• [Directions for this task] In the records below, pick out all lines containing the word "autogène".

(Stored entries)
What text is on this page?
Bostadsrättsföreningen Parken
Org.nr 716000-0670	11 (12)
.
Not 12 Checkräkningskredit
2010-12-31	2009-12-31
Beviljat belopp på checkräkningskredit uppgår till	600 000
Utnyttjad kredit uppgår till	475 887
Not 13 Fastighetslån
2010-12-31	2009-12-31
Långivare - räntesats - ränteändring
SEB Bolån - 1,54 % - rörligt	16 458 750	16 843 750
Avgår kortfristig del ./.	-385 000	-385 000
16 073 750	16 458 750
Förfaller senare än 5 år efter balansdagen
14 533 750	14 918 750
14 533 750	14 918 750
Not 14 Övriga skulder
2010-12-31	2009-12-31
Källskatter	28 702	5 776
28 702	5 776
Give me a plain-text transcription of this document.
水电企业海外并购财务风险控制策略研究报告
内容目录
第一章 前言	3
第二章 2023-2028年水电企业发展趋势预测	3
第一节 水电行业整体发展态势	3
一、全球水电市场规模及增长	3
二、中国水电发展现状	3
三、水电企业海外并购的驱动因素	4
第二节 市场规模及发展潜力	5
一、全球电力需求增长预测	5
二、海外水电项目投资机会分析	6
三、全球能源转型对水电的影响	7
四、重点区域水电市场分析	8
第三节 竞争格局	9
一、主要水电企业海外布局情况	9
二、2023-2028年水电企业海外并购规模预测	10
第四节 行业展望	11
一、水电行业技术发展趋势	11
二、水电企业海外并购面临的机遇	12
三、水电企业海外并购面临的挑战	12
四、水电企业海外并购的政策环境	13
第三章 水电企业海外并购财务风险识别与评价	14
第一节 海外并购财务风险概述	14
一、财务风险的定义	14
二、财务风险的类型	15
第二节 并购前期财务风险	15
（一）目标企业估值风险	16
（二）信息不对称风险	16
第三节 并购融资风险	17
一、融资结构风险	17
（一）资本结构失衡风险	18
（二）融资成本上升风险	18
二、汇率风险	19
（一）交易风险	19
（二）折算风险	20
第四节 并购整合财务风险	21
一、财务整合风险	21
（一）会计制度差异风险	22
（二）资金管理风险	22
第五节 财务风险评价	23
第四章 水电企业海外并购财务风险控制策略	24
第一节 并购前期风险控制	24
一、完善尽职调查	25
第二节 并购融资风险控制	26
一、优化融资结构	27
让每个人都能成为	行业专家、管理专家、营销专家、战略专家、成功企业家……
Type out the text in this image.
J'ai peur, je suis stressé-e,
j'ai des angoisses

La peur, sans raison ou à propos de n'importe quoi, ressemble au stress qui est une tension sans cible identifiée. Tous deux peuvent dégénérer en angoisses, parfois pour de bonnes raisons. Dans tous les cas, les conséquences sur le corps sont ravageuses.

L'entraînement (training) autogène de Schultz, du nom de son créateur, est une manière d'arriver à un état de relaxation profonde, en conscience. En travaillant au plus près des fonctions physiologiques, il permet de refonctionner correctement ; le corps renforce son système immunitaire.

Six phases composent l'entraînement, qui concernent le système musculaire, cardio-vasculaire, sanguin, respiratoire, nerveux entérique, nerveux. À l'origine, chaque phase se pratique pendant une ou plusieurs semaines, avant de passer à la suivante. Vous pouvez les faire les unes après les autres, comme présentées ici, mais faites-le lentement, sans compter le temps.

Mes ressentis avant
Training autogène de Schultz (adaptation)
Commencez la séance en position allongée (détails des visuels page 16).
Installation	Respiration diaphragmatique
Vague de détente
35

• [Result for this task]
L'entraînement (training) autogène de Schultz, du nom de son créateur, est une manière d'arriver à un état de relaxation profonde, en conscience. En travaillant au plus près des fonctions physiologiques, il permet de refonctionner correctement ; le corps renforce son système immunitaire.
Training autogène de Schultz (adaptation)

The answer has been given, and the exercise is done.